Directive
Print each line of the listing once more, precisely as given.

Available data
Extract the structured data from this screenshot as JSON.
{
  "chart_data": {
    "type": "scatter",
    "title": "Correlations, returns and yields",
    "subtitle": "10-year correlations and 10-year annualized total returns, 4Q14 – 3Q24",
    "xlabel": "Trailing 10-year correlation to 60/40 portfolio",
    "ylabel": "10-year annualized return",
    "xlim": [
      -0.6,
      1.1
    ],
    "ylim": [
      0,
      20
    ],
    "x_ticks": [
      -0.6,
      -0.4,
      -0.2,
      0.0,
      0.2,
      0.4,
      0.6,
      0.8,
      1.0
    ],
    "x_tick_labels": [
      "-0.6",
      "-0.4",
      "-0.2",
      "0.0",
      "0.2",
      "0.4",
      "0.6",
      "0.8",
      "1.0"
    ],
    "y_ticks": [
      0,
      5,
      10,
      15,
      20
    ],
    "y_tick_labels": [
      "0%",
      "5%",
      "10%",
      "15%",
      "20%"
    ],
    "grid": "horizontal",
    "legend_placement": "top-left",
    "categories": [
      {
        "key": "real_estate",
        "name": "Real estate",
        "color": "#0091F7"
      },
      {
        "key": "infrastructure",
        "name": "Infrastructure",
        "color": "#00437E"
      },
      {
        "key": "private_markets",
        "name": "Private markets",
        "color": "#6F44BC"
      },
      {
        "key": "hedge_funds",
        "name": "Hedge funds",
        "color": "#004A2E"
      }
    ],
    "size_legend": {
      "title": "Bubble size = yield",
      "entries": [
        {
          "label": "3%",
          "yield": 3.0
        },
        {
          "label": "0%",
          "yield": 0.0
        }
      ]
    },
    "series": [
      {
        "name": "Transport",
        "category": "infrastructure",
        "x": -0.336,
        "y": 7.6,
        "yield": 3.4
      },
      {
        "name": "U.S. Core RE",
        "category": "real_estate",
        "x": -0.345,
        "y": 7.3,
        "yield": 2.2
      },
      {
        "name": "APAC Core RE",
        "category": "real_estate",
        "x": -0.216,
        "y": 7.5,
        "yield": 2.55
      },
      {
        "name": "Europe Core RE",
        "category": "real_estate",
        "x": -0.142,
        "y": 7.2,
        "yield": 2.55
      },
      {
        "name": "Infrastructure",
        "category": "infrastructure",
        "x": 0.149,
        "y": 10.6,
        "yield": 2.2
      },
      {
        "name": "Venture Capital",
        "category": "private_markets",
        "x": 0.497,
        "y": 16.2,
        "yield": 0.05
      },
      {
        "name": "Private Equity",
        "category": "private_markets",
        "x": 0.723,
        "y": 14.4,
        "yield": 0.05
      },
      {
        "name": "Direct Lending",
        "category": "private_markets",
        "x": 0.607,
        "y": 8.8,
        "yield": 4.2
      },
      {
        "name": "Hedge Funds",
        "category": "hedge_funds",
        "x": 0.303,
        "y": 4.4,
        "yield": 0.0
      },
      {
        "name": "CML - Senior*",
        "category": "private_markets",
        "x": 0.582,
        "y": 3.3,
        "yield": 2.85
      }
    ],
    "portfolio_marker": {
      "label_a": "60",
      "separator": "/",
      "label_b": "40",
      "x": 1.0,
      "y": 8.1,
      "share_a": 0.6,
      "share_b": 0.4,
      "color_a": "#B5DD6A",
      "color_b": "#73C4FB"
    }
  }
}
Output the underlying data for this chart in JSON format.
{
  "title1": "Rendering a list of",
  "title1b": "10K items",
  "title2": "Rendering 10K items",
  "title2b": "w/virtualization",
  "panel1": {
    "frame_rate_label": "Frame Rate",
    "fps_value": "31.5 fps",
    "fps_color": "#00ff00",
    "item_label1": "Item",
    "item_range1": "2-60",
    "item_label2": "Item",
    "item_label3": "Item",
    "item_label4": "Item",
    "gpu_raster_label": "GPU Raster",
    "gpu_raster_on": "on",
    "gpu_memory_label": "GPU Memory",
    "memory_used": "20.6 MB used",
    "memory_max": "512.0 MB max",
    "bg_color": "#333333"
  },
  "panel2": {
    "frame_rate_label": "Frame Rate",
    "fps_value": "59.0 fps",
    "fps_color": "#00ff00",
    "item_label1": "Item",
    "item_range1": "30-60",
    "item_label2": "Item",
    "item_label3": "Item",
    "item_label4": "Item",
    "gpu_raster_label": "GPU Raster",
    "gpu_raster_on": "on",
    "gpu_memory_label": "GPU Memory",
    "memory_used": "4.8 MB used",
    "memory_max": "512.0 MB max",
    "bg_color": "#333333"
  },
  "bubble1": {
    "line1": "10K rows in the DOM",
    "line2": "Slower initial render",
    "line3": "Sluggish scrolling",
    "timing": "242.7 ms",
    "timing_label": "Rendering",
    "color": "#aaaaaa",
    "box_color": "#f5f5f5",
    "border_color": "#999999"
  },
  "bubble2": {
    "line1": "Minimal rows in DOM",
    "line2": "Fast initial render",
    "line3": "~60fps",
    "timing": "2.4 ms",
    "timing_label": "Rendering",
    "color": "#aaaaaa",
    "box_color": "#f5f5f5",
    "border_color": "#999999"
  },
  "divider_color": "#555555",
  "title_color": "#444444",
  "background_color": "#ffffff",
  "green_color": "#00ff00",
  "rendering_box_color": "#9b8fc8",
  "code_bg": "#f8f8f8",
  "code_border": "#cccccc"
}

Problem solution
Extract the structured data from this screenshot as JSON.
{
  "chart_data": {
    "type": "scatter",
    "title": "Correlations, returns and yields",
    "subtitle": "10-year correlations and 10-year annualized total returns, 4Q14 – 3Q24",
    "xlabel": "Trailing 10-year correlation to 60/40 portfolio",
    "ylabel": "10-year annualized return",
    "xlim": [
      -0.6,
      1.1
    ],
    "ylim": [
      0,
      20
    ],
    "x_ticks": [
      -0.6,
      -0.4,
      -0.2,
      0.0,
      0.2,
      0.4,
      0.6,
      0.8,
      1.0
    ],
    "x_tick_labels": [
      "-0.6",
      "-0.4",
      "-0.2",
      "0.0",
      "0.2",
      "0.4",
      "0.6",
      "0.8",
      "1.0"
    ],
    "y_ticks": [
      0,
      5,
      10,
      15,
      20
    ],
    "y_tick_labels": [
      "0%",
      "5%",
      "10%",
      "15%",
      "20%"
    ],
    "grid": "horizontal",
    "legend_placement": "top-left",
    "categories": [
      {
        "key": "real_estate",
        "name": "Real estate",
        "color": "#0091F7"
      },
      {
        "key": "infrastructure",
        "name": "Infrastructure",
        "color": "#00437E"
      },
      {
        "key": "private_markets",
        "name": "Private markets",
        "color": "#6F44BC"
      },
      {
        "key": "hedge_funds",
        "name": "Hedge funds",
        "color": "#004A2E"
      }
    ],
    "size_legend": {
      "title": "Bubble size = yield",
      "entries": [
        {
          "label": "3%",
          "yield": 3.0
        },
        {
          "label": "0%",
          "yield": 0.0
        }
      ]
    },
    "series": [
      {
        "name": "Transport",
        "category": "infrastructure",
        "x": -0.336,
        "y": 7.6,
        "yield": 3.4
      },
      {
        "name": "U.S. Core RE",
        "category": "real_estate",
        "x": -0.345,
        "y": 7.3,
        "yield": 2.2
      },
      {
        "name": "APAC Core RE",
        "category": "real_estate",
        "x": -0.216,
        "y": 7.5,
        "yield": 2.55
      },
      {
        "name": "Europe Core RE",
        "category": "real_estate",
        "x": -0.142,
        "y": 7.2,
        "yield": 2.55
      },
      {
        "name": "Infrastructure",
        "category": "infrastructure",
        "x": 0.149,
        "y": 10.6,
        "yield": 2.2
      },
      {
        "name": "Venture Capital",
        "category": "private_markets",
        "x": 0.497,
        "y": 16.2,
        "yield": 0.05
      },
      {
        "name": "Private Equity",
        "category": "private_markets",
        "x": 0.723,
        "y": 14.4,
        "yield": 0.05
      },
      {
        "name": "Direct Lending",
        "category": "private_markets",
        "x": 0.607,
        "y": 8.8,
        "yield": 4.2
      },
      {
        "name": "Hedge Funds",
        "category": "hedge_funds",
        "x": 0.303,
        "y": 4.4,
        "yield": 0.0
      },
      {
        "name": "CML - Senior*",
        "category": "private_markets",
        "x": 0.582,
        "y": 3.3,
        "yield": 2.85
      }
    ],
    "portfolio_marker": {
      "label_a": "60",
      "separator": "/",
      "label_b": "40",
      "x": 1.0,
      "y": 8.1,
      "share_a": 0.6,
      "share_b": 0.4,
      "color_a": "#B5DD6A",
      "color_b": "#73C4FB"
    }
  }
}
Output the underlying data for this chart in JSON format.
{
  "title1": "Rendering a list of",
  "title1b": "10K items",
  "title2": "Rendering 10K items",
  "title2b": "w/virtualization",
  "panel1": {
    "frame_rate_label": "Frame Rate",
    "fps_value": "31.5 fps",
    "fps_color": "#00ff00",
    "item_label1": "Item",
    "item_range1": "2-60",
    "item_label2": "Item",
    "item_label3": "Item",
    "item_label4": "Item",
    "gpu_raster_label": "GPU Raster",
    "gpu_raster_on": "on",
    "gpu_memory_label": "GPU Memory",
    "memory_used": "20.6 MB used",
    "memory_max": "512.0 MB max",
    "bg_color": "#333333"
  },
  "panel2": {
    "frame_rate_label": "Frame Rate",
    "fps_value": "59.0 fps",
    "fps_color": "#00ff00",
    "item_label1": "Item",
    "item_range1": "30-60",
    "item_label2": "Item",
    "item_label3": "Item",
    "item_label4": "Item",
    "gpu_raster_label": "GPU Raster",
    "gpu_raster_on": "on",
    "gpu_memory_label": "GPU Memory",
    "memory_used": "4.8 MB used",
    "memory_max": "512.0 MB max",
    "bg_color": "#333333"
  },
  "bubble1": {
    "line1": "10K rows in the DOM",
    "line2": "Slower initial render",
    "line3": "Sluggish scrolling",
    "timing": "242.7 ms",
    "timing_label": "Rendering",
    "color": "#aaaaaa",
    "box_color": "#f5f5f5",
    "border_color": "#999999"
  },
  "bubble2": {
    "line1": "Minimal rows in DOM",
    "line2": "Fast initial render",
    "line3": "~60fps",
    "timing": "2.4 ms",
    "timing_label": "Rendering",
    "color": "#aaaaaa",
    "box_color": "#f5f5f5",
    "border_color": "#999999"
  },
  "divider_color": "#555555",
  "title_color": "#444444",
  "background_color": "#ffffff",
  "green_color": "#00ff00",
  "rendering_box_color": "#9b8fc8",
  "code_bg": "#f8f8f8",
  "code_border": "#cccccc"
}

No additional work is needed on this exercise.